INSTRUCTIONS —
[1] Reproduce the part of the Emancipation Proclamation passage starting with "Lincoln was unsure" and going on through "manpower and supplies?".
[2] Extend the Emancipation Proclamation passage, beginning right after its final sentence.

PASSAGE SHOWN —
Emancipation Proclamation signed by Abraham Lincoln. A limited edition of 48 copies of Lincoln's Emancipation Proclamation were printed and signed by the President and Secretary Seward, for the benefit of the Sanitary Fair held in Philadelphia during the Civil War, to raise funds for the care of wounded Soldiers. Folder 7

Curatorial Remarks

The Emancipation Proclamation was issued by President Abraham Lincoln on January 1, 1863, in the second year of the Civil War. In a preliminary proclamation issued four months earlier, Lincoln stated that on the first of the year “all persons held as slaves” in “States and parts of States, if any, in which the people thereof, respectively, shall then be in rebellion against the United States” would be free. The Emancipation Proclamation put this declaration into effect. It named the states or parts of states in the Confederacy at the time and promised that the executive branch and U.S. military would maintain the slaves’ freedom.
Lincoln was unsure about the extent of his executive power and whether he had the authority under the Constitution to free the slaves. Eventually he saw this action as a military necessity that fell under his constitutional powers as commander-in-chief. Lincoln also weighed the effect that the proclamation would have on the Union war effort in a contest that was still more than two years from being decided. His concerns included the loyalty of border states such as Maryland and Kentucky, which, even though they held slaves, had not joined the Confederacy. Would the Emancipation Proclamation force those states into the arms of the Confederacy, increasing its manpower and supplies?

STORED ROWS —
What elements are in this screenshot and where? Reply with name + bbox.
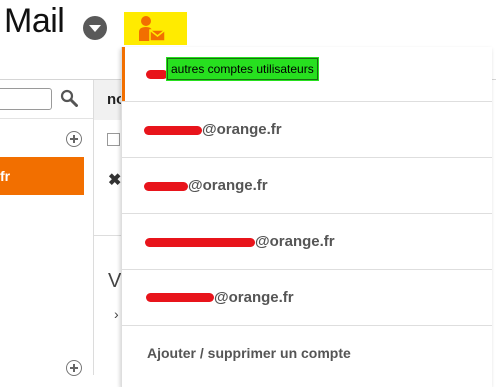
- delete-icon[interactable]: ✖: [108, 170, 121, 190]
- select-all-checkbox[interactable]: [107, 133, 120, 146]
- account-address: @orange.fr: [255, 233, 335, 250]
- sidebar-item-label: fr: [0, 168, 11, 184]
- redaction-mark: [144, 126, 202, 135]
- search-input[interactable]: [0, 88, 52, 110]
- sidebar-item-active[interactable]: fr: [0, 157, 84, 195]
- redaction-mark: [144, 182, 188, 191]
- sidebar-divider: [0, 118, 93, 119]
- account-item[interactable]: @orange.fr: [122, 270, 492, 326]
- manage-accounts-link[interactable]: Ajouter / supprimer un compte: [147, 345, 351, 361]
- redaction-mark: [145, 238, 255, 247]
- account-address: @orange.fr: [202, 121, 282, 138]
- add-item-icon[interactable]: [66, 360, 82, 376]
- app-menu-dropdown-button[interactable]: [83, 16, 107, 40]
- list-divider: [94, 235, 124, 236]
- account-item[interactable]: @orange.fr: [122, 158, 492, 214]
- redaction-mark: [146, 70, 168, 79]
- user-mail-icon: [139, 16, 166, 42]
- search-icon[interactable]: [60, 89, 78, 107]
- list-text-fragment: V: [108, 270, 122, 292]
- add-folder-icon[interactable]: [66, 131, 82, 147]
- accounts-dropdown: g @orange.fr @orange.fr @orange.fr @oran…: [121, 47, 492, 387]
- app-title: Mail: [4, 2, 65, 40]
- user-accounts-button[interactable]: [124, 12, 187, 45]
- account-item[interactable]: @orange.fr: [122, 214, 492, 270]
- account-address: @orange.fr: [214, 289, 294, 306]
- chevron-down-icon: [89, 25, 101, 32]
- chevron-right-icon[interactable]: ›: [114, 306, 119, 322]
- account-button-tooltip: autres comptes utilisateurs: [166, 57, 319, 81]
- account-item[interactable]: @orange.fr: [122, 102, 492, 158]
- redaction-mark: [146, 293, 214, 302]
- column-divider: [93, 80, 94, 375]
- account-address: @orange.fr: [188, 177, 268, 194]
* * *
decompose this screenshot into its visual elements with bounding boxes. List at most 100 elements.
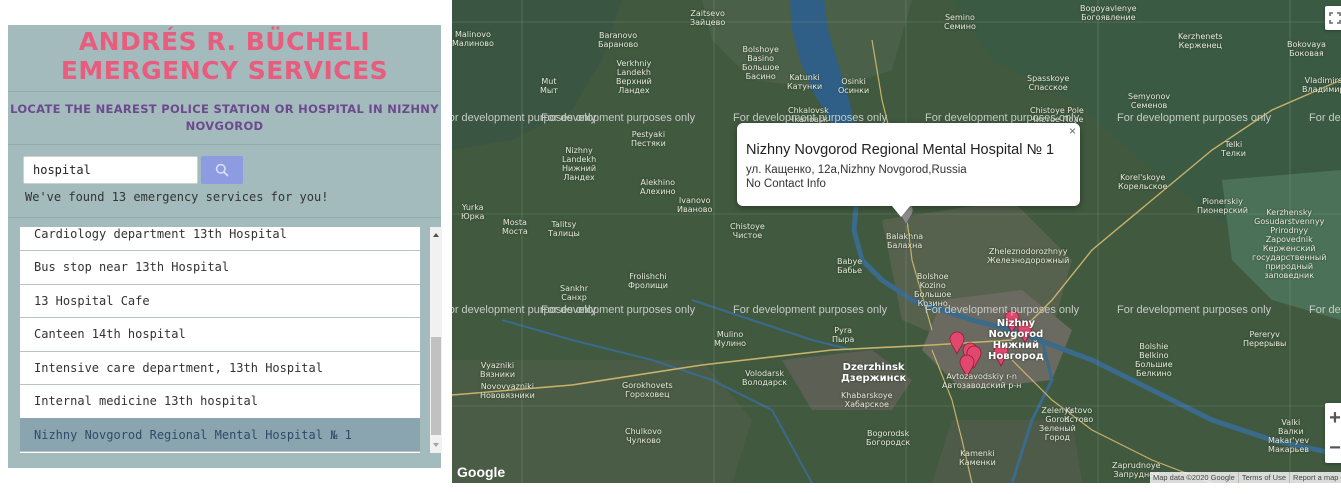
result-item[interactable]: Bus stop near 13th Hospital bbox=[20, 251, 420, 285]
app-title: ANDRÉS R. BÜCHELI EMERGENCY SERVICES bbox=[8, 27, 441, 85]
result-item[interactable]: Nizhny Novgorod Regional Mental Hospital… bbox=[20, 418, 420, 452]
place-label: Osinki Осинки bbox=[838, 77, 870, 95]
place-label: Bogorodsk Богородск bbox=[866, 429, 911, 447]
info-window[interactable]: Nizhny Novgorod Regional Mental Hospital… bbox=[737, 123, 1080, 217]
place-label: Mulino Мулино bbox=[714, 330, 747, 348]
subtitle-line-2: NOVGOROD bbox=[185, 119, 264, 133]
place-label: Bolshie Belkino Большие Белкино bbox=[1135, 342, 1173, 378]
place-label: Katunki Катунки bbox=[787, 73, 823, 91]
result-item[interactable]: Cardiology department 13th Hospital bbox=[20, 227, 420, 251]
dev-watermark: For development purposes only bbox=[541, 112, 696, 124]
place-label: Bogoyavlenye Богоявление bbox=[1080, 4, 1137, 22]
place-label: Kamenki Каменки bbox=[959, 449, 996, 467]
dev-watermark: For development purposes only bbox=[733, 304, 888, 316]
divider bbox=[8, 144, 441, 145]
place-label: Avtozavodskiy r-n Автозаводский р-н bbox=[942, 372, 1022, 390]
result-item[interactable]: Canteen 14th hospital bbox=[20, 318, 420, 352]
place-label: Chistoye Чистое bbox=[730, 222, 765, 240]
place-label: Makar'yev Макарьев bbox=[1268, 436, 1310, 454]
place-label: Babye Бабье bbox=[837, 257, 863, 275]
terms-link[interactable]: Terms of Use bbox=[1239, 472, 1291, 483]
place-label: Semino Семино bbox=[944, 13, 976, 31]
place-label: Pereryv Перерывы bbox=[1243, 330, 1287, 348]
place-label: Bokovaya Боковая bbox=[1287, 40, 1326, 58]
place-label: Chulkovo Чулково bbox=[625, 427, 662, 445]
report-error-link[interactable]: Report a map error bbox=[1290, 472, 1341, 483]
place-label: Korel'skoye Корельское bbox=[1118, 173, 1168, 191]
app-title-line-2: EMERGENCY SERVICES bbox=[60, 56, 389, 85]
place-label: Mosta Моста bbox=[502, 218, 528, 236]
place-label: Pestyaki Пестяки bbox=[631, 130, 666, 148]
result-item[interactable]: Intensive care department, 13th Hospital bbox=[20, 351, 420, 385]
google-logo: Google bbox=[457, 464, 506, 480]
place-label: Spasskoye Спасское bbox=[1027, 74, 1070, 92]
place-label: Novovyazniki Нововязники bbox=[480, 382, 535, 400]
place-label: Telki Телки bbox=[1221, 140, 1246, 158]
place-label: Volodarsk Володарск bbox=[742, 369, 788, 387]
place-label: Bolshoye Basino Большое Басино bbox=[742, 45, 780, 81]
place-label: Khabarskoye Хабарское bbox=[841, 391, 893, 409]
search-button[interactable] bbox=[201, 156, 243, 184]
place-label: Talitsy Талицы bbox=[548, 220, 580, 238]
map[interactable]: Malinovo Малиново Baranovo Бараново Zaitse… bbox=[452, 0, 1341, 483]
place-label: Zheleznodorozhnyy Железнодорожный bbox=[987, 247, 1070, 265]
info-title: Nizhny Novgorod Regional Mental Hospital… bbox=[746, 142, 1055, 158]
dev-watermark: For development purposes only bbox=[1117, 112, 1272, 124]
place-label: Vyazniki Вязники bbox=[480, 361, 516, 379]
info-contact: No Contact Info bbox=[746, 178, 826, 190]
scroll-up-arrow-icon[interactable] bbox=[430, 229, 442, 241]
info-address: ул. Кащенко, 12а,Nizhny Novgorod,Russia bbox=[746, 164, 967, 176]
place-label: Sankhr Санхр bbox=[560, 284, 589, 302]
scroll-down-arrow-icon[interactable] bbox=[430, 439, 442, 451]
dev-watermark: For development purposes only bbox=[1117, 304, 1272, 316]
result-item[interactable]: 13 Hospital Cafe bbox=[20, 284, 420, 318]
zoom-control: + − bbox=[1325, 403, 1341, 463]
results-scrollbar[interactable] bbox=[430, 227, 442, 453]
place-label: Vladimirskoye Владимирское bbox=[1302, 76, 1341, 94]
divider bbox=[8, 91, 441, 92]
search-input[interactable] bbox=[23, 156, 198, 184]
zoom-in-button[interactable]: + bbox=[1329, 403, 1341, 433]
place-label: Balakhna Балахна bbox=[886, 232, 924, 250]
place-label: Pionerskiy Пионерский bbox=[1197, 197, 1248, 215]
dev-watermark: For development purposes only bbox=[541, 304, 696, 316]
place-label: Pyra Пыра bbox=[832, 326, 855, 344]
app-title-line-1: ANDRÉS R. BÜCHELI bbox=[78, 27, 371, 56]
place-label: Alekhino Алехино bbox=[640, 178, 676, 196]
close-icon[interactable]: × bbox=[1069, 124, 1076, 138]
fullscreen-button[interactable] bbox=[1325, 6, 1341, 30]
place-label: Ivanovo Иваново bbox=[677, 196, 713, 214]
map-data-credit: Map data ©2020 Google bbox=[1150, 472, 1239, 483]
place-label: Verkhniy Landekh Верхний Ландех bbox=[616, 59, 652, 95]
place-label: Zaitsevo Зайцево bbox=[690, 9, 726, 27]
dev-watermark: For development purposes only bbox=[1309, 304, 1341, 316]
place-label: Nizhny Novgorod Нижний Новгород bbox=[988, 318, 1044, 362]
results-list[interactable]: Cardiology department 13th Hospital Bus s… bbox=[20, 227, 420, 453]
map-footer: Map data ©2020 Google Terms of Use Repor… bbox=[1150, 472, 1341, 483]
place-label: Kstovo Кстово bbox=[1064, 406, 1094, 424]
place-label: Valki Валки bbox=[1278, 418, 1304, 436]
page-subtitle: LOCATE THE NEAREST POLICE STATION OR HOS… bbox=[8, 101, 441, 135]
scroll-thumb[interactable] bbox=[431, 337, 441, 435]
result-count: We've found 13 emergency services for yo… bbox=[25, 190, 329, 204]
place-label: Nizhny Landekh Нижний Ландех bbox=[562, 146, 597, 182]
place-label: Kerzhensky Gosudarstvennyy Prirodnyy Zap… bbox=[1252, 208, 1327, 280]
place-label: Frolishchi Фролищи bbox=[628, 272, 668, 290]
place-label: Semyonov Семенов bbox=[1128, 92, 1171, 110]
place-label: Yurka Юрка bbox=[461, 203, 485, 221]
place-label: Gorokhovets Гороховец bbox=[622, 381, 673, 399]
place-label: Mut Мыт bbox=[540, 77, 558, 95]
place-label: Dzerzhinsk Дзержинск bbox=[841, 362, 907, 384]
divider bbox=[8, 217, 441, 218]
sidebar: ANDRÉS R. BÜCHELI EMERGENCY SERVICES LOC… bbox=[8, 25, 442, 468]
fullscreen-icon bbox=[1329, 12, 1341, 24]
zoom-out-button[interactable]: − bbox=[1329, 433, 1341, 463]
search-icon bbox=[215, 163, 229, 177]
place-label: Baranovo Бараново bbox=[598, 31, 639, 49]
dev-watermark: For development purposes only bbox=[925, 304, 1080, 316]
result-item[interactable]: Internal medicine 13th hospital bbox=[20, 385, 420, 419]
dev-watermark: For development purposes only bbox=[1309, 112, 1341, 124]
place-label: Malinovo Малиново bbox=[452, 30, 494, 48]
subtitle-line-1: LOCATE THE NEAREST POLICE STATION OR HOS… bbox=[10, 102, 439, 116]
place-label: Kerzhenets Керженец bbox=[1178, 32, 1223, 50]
* * *
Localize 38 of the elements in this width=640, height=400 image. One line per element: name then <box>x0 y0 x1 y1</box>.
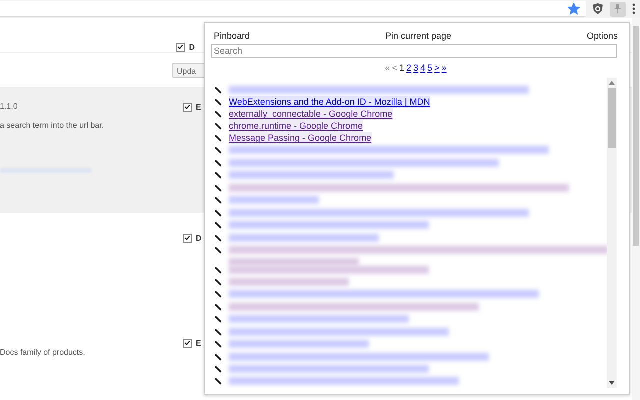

ANSWER SET —
[1]
Lincoln was unsure about the extent of his executive power and whether he had the authority under the Constitution to free the slaves. Eventually he saw this action as a military necessity that fell under his constitutional powers as commander-in-chief. Lincoln also weighed the effect that the proclamation would have on the Union war effort in a contest that was still more than two years from being decided. His concerns included the loyalty of border states such as Maryland and Kentucky, which, even though they held slaves, had not joined the Confederacy. Would the Emancipation Proclamation force those states into the arms of the Confederacy, increasing its manpower and supplies?

[2]
Lincoln also considered Northern public opinion that supported a war to save the Union but not necessarily to free the slaves. After issuing the Emancipation Proclamation, however, the freedom of slaves became a central war aim and Lincoln stood by this position, even risking losing the election of 1864. Upon signing the Emancipation Proclamation, President Lincoln said, “I never, in my life, felt more certain that I was doing right, than I do in signing this paper.”
Gilcrease Museum’s copy of the Emancipation Proclamation is one of the Leland-Boker authorized editions that were sold in June of 1864 at the Philadelphia Great Central Sanitary Fair to raise funds to care for sick and wounded Union soldiers. Lincoln signed 48 of these authorized copies which were sold for $10 each. Of those 48 original copies, only about half have survived to the present.

By Mark Dolph, Curator of History for the Gilcrease Museum, 2020.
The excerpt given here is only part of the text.